#### THE REQUEST
From the entries that follow, pick out all lines holding "Presupuesto".

[Data items]
-*-*-

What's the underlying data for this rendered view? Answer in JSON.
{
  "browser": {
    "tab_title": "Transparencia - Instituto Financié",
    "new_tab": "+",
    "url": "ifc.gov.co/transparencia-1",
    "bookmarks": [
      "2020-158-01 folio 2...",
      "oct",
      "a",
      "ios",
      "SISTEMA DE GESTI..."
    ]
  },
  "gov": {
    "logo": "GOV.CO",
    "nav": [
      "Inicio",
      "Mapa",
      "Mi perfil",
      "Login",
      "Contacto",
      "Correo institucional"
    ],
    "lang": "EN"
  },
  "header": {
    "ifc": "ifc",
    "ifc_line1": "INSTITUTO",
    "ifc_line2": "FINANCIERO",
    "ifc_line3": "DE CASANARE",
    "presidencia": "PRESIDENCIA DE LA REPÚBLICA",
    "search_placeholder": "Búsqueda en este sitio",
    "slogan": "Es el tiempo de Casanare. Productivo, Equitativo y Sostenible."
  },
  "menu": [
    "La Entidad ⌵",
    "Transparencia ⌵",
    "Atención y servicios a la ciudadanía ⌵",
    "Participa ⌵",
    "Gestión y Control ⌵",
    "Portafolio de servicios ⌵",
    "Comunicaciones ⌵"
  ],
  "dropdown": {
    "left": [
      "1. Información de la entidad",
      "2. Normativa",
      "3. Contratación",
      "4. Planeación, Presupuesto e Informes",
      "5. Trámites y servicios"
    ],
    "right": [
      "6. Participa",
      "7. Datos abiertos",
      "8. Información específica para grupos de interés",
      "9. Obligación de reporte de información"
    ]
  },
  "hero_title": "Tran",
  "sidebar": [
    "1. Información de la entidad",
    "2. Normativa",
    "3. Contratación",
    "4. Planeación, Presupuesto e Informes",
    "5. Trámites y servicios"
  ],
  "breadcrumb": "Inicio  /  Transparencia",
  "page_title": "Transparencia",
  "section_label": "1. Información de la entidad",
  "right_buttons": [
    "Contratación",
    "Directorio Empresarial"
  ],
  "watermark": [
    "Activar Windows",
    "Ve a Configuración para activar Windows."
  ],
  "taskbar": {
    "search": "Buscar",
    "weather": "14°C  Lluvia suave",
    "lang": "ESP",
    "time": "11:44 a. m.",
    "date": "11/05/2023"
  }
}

-*-*-

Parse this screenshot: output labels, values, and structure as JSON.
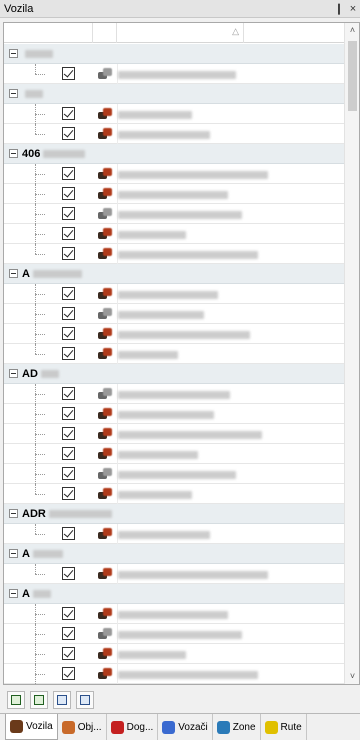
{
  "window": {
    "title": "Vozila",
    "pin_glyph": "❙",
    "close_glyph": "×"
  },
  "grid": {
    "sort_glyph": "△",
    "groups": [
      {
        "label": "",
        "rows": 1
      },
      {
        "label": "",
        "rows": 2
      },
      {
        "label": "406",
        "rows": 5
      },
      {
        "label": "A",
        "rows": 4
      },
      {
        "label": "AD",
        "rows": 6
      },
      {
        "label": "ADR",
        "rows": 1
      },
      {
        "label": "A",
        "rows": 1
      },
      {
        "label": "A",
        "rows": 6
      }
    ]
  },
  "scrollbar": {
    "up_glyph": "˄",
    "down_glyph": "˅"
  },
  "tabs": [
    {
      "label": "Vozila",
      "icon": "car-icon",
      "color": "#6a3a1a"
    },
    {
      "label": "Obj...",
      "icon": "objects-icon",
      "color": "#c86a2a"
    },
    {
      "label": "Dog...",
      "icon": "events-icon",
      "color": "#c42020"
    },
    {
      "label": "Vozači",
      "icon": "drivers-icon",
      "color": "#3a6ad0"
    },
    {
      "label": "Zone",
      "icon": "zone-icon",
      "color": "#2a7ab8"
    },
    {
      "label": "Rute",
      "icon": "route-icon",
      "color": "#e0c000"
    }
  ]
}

-*-*-

#### TASK OUTPUT
      "4. Planeación, Presupuesto e Informes",
    "4. Planeación, Presupuesto e Informes",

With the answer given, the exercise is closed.